- [Stated task] Leaving out all images, write out the records that follow exactly.

## Start Task data

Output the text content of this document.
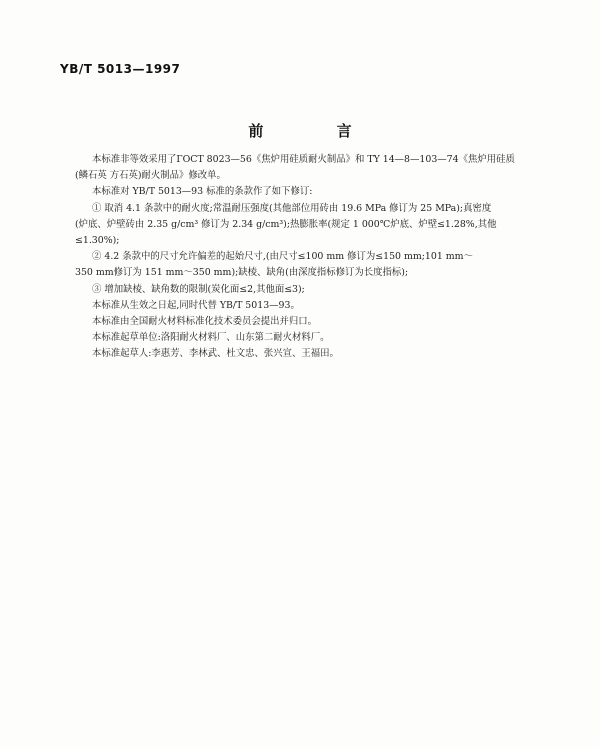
YB/T 5013—1997
前 言
本标准非等效采用了ГОСТ 8023—56《焦炉用硅质耐火制品》和 TY 14—8—103—74《焦炉用硅质
(鳞石英 方石英)耐火制品》修改单。
本标准对 YB/T 5013—93 标准的条款作了如下修订:
① 取消 4.1 条款中的耐火度;常温耐压强度(其他部位用砖由 19.6 MPa 修订为 25 MPa);真密度
(炉底、炉壁砖由 2.35 g/cm³ 修订为 2.34 g/cm³);热膨胀率(规定 1 000℃炉底、炉壁≤1.28%,其他
≤1.30%);
② 4.2 条款中的尺寸允许偏差的起始尺寸,(由尺寸≤100 mm 修订为≤150 mm;101 mm～
350 mm修订为 151 mm～350 mm);缺棱、缺角(由深度指标修订为长度指标);
③ 增加缺棱、缺角数的限制(炭化面≤2,其他面≤3);
本标准从生效之日起,同时代替 YB/T 5013—93。
本标准由全国耐火材料标准化技术委员会提出并归口。
本标准起草单位:洛阳耐火材料厂、山东第二耐火材料厂。
本标准起草人:李惠芳、李林武、杜文忠、张兴宣、王福田。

## End Task data

- [Solved exercise]
Output the text content of this document.
YB/T 5013—1997
前 言
本标准非等效采用了ГОСТ 8023—56《焦炉用硅质耐火制品》和 TY 14—8—103—74《焦炉用硅质
(鳞石英 方石英)耐火制品》修改单。
本标准对 YB/T 5013—93 标准的条款作了如下修订:
① 取消 4.1 条款中的耐火度;常温耐压强度(其他部位用砖由 19.6 MPa 修订为 25 MPa);真密度
(炉底、炉壁砖由 2.35 g/cm³ 修订为 2.34 g/cm³);热膨胀率(规定 1 000℃炉底、炉壁≤1.28%,其他
≤1.30%);
② 4.2 条款中的尺寸允许偏差的起始尺寸,(由尺寸≤100 mm 修订为≤150 mm;101 mm～
350 mm修订为 151 mm～350 mm);缺棱、缺角(由深度指标修订为长度指标);
③ 增加缺棱、缺角数的限制(炭化面≤2,其他面≤3);
本标准从生效之日起,同时代替 YB/T 5013—93。
本标准由全国耐火材料标准化技术委员会提出并归口。
本标准起草单位:洛阳耐火材料厂、山东第二耐火材料厂。
本标准起草人:李惠芳、李林武、杜文忠、张兴宣、王福田。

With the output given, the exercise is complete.